*Information given:*
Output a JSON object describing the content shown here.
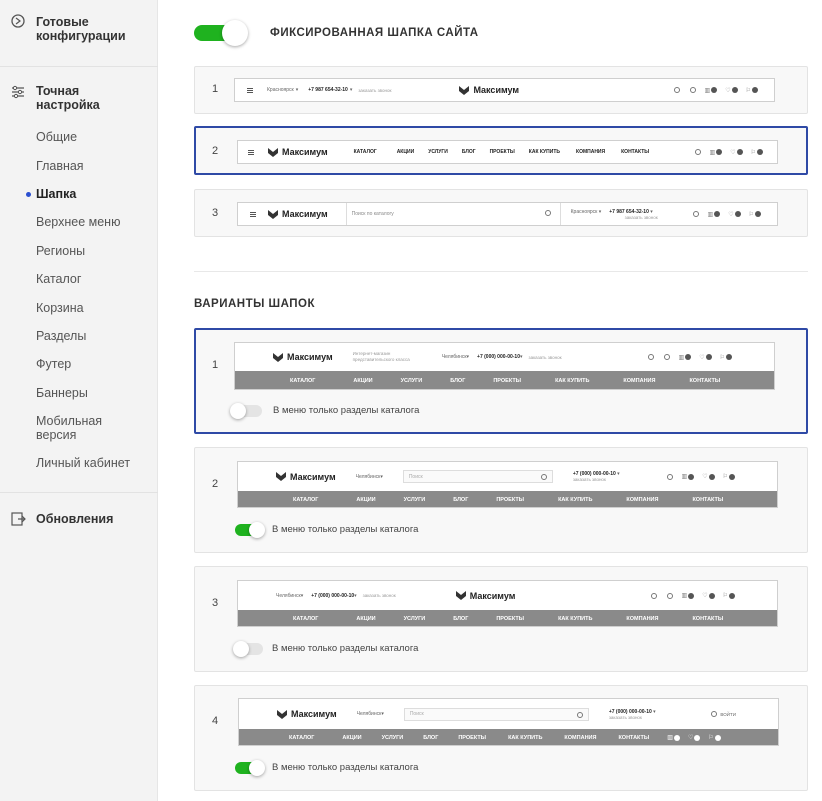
{
  "sidebar": {
    "ready_configs": "Готовые\nконфигурации",
    "fine_tuning": "Точная\nнастройка",
    "items": [
      "Общие",
      "Главная",
      "Шапка",
      "Верхнее меню",
      "Регионы",
      "Каталог",
      "Корзина",
      "Разделы",
      "Футер",
      "Баннеры",
      "Мобильная\nверсия",
      "Личный кабинет"
    ],
    "active_item": "Шапка",
    "updates": "Обновления"
  },
  "fixed_header": {
    "label": "ФИКСИРОВАННАЯ ШАПКА САЙТА",
    "enabled": true
  },
  "fixed_variants": [
    {
      "num": "1",
      "city": "Красноярск",
      "phone": "+7 987 654-32-10",
      "callback": "заказать звонок",
      "logo": "Максимум"
    },
    {
      "num": "2",
      "logo": "Максимум",
      "menu": [
        "КАТАЛОГ",
        "АКЦИИ",
        "УСЛУГИ",
        "БЛОГ",
        "ПРОЕКТЫ",
        "КАК КУПИТЬ",
        "КОМПАНИЯ",
        "КОНТАКТЫ"
      ]
    },
    {
      "num": "3",
      "logo": "Максимум",
      "search": "Поиск по каталогу",
      "city": "Красноярск",
      "phone": "+7 987 654-32-10",
      "callback": "заказать звонок"
    }
  ],
  "variants_title": "ВАРИАНТЫ ШАПОК",
  "header_variants": [
    {
      "num": "1",
      "logo": "Максимум",
      "tagline": "Интернет-магазин\nпредставительского класса",
      "city": "Челябинск",
      "phone": "+7 (000) 000-00-10",
      "callback": "заказать звонок",
      "menu": [
        "КАТАЛОГ",
        "АКЦИИ",
        "УСЛУГИ",
        "БЛОГ",
        "ПРОЕКТЫ",
        "КАК КУПИТЬ",
        "КОМПАНИЯ",
        "КОНТАКТЫ"
      ],
      "toggle_label": "В меню только разделы каталога",
      "toggle_on": false
    },
    {
      "num": "2",
      "logo": "Максимум",
      "city": "Челябинск",
      "search": "Поиск",
      "phone": "+7 (000) 000-00-10",
      "callback": "заказать звонок",
      "menu": [
        "КАТАЛОГ",
        "АКЦИИ",
        "УСЛУГИ",
        "БЛОГ",
        "ПРОЕКТЫ",
        "КАК КУПИТЬ",
        "КОМПАНИЯ",
        "КОНТАКТЫ"
      ],
      "toggle_label": "В меню только разделы каталога",
      "toggle_on": true
    },
    {
      "num": "3",
      "logo": "Максимум",
      "city": "Челябинск",
      "phone": "+7 (000) 000-00-10",
      "callback": "заказать звонок",
      "menu": [
        "КАТАЛОГ",
        "АКЦИИ",
        "УСЛУГИ",
        "БЛОГ",
        "ПРОЕКТЫ",
        "КАК КУПИТЬ",
        "КОМПАНИЯ",
        "КОНТАКТЫ"
      ],
      "toggle_label": "В меню только разделы каталога",
      "toggle_on": false
    },
    {
      "num": "4",
      "logo": "Максимум",
      "city": "Челябинск",
      "search": "Поиск",
      "phone": "+7 (000) 000-00-10",
      "callback": "заказать звонок",
      "login": "ВОЙТИ",
      "menu": [
        "КАТАЛОГ",
        "АКЦИИ",
        "УСЛУГИ",
        "БЛОГ",
        "ПРОЕКТЫ",
        "КАК КУПИТЬ",
        "КОМПАНИЯ",
        "КОНТАКТЫ"
      ],
      "toggle_label": "В меню только разделы каталога",
      "toggle_on": true
    }
  ],
  "colors": {
    "accent": "#1fb21f",
    "selected_border": "#2f4aa6",
    "nav_bg": "#8a8a8a",
    "active_dot": "#2b4fd0"
  }
}
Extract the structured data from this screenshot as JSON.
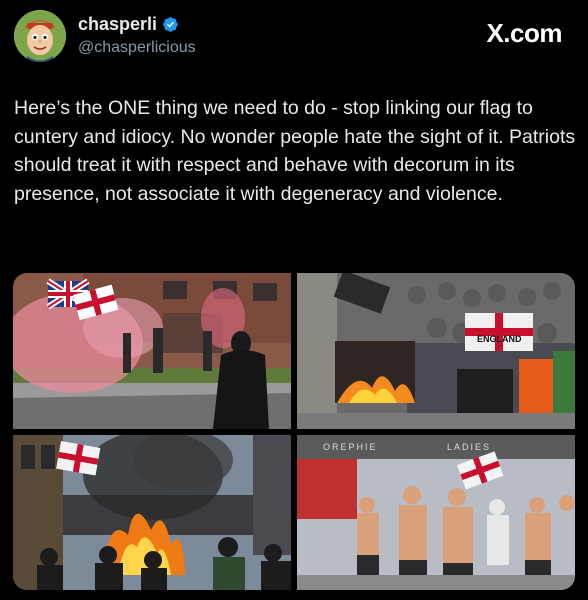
{
  "post": {
    "author": {
      "display_name": "chasperli",
      "handle": "@chasperlicious",
      "verified": true,
      "avatar_icon": "cartoon-face-avatar"
    },
    "brand": "X.com",
    "text": "Here’s the ONE thing we need to do - stop linking our flag to cuntery and idiocy. No wonder people hate the sight of it. Patriots should treat it with respect and behave with decorum in its presence, not associate it with degeneracy and violence."
  },
  "media": {
    "photos": [
      {
        "name": "photo-street-flare"
      },
      {
        "name": "photo-crowd-fire-bins",
        "sign_text": "ENGLAND"
      },
      {
        "name": "photo-burning-car"
      },
      {
        "name": "photo-shirtless-crowd",
        "sign_text": "LADIES"
      }
    ]
  },
  "colors": {
    "background": "#000000",
    "text": "#e7e9ea",
    "muted": "#8b98a5",
    "verified": "#1d9bf0"
  }
}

*Exercise brief:* Isolate each line of the listing above that includes "true". Copy it.

*Complete response:*
    "enabled": true
      "toggle_on": true
      "toggle_on": true
      "verified": true,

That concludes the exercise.